**Work to be completed**: Scan each line of the records for the word "资料性附录" and extract the ones that have it.

Data records:
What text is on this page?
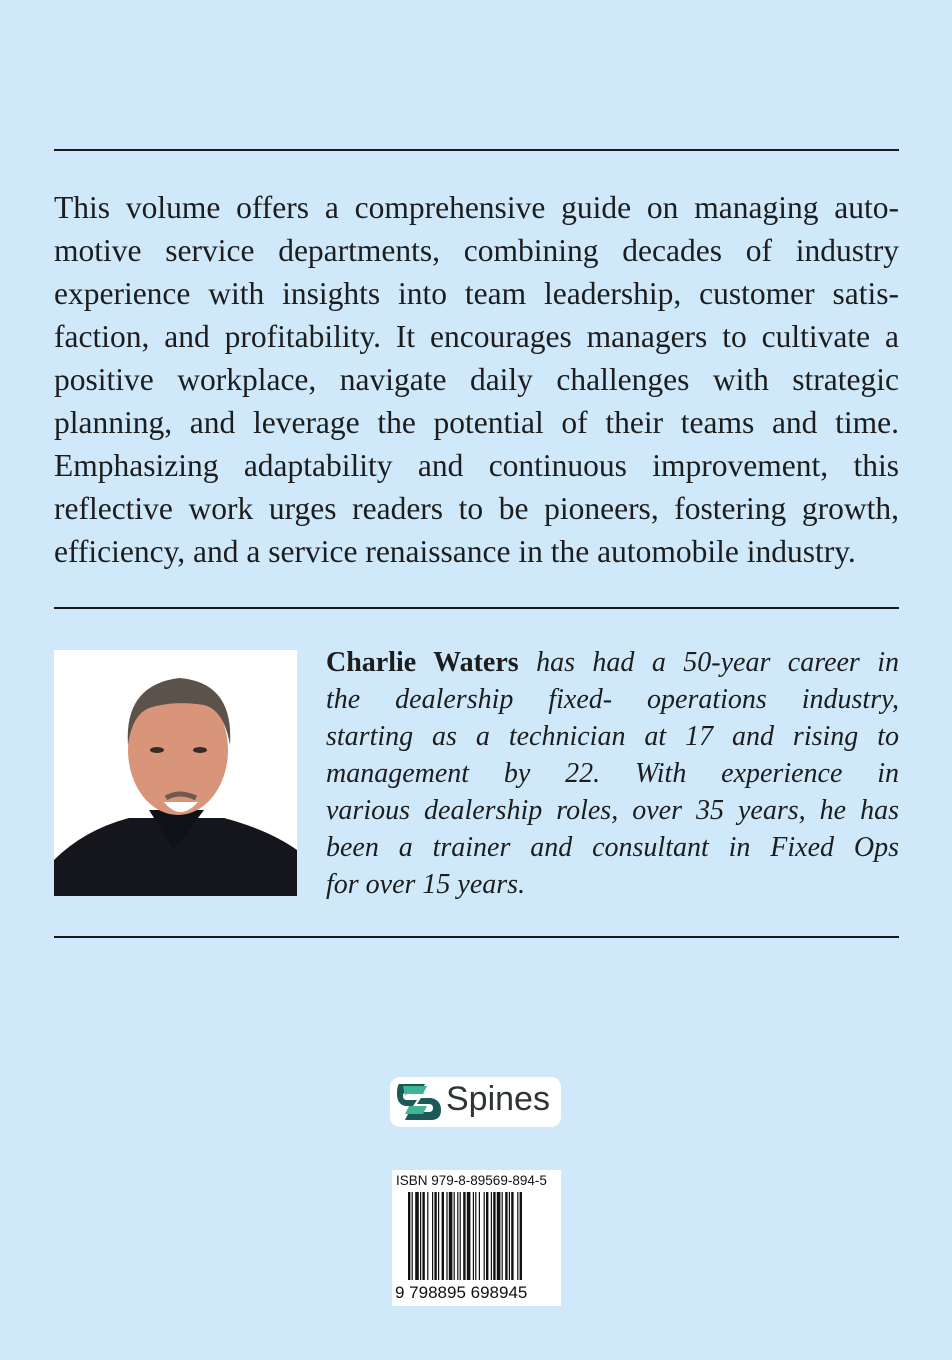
This volume offers a comprehensive guide on managing auto-
motive service departments, combining decades of industry
experience with insights into team leadership, customer satis-
faction, and profitability. It encourages managers to cultivate a
positive workplace, navigate daily challenges with strategic
planning, and leverage the potential of their teams and time.
Emphasizing adaptability and continuous improvement, this
reflective work urges readers to be pioneers, fostering growth,
efficiency, and a service renaissance in the automobile industry.
Charlie Waters has had a 50-year career in
the dealership fixed- operations industry,
starting as a technician at 17 and rising to
management by 22. With experience in
various dealership roles, over 35 years, he has
been a trainer and consultant in Fixed Ops
for over 15 years.
Spines
ISBN 979-8-89569-894-5
9 798895 698945
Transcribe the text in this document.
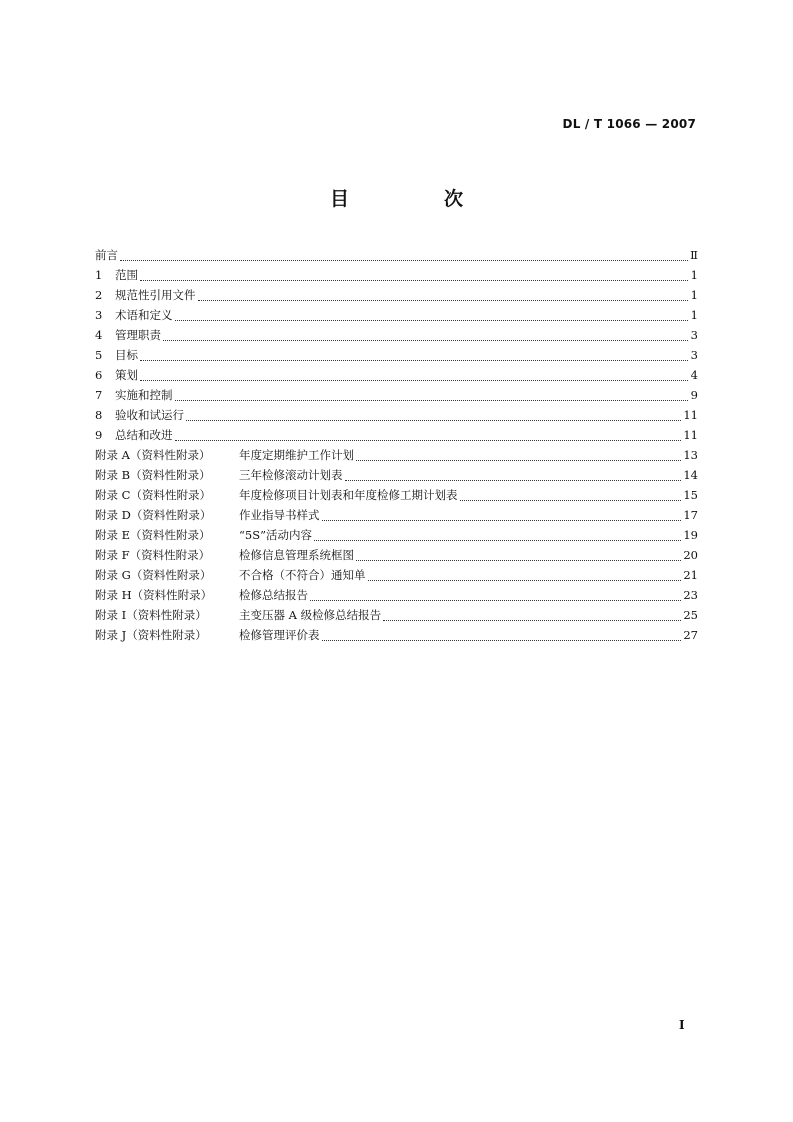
DL / T 1066 — 2007
目　次
前言	Ⅱ
1	范围	1
2	规范性引用文件	1
3	术语和定义	1
4	管理职责	3
5	目标	3
6	策划	4
7	实施和控制	9
8	验收和试运行	11
9	总结和改进	11
附录 A（资料性附录）	年度定期维护工作计划	13
附录 B（资料性附录）	三年检修滚动计划表	14
附录 C（资料性附录）	年度检修项目计划表和年度检修工期计划表	15
附录 D（资料性附录）	作业指导书样式	17
附录 E（资料性附录）	“5S”活动内容	19
附录 F（资料性附录）	检修信息管理系统框图	20
附录 G（资料性附录）	不合格（不符合）通知单	21
附录 H（资料性附录）	检修总结报告	23
附录 I（资料性附录）	主变压器 A 级检修总结报告	25
附录 J（资料性附录）	检修管理评价表	27
I
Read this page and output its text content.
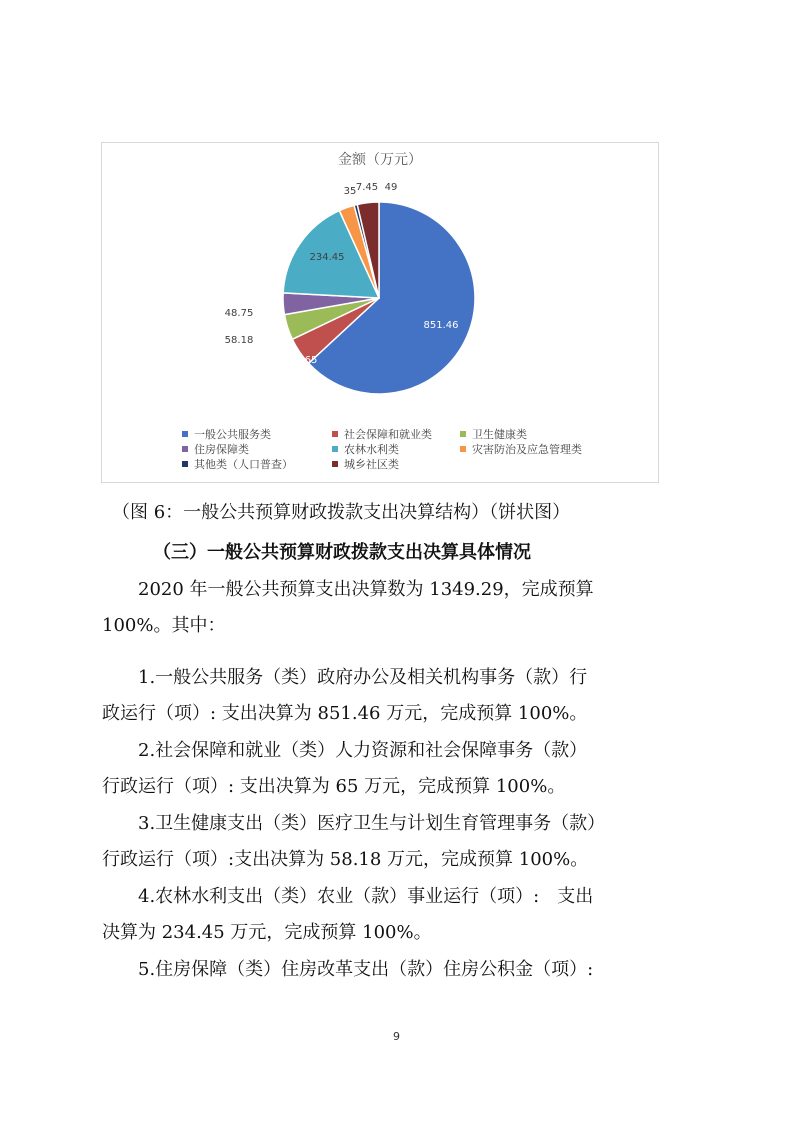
金额（万元）
851.46
65
58.18
48.75
234.45
35 7.45 49
一般公共服务类	社会保障和就业类	卫生健康类
住房保障类	农林水利类	灾害防治及应急管理类
其他类（人口普查）	城乡社区类
（图 6：一般公共预算财政拨款支出决算结构）（饼状图）
（三）一般公共预算财政拨款支出决算具体情况
　　2020 年一般公共预算支出决算数为 1349.29，完成预算
100%。其中：
　　1.一般公共服务（类）政府办公及相关机构事务（款）行
政运行（项）: 支出决算为 851.46 万元，完成预算 100%。
　　2.社会保障和就业（类）人力资源和社会保障事务（款）
行政运行（项）: 支出决算为 65 万元，完成预算 100%。
　　3.卫生健康支出（类）医疗卫生与计划生育管理事务（款）
行政运行（项）:支出决算为 58.18 万元，完成预算 100%。
　　4.农林水利支出（类）农业（款）事业运行（项）:　支出
决算为 234.45 万元，完成预算 100%。
　　5.住房保障（类）住房改革支出（款）住房公积金（项）:
9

**Reply to the exercise**:
附录 A（资料性附录）	年度定期维护工作计划	13
附录 B（资料性附录）	三年检修滚动计划表	14
附录 C（资料性附录）	年度检修项目计划表和年度检修工期计划表	15
附录 D（资料性附录）	作业指导书样式	17
附录 E（资料性附录）	“5S”活动内容	19
附录 F（资料性附录）	检修信息管理系统框图	20
附录 G（资料性附录）	不合格（不符合）通知单	21
附录 H（资料性附录）	检修总结报告	23
附录 I（资料性附录）	主变压器 A 级检修总结报告	25
附录 J（资料性附录）	检修管理评价表	27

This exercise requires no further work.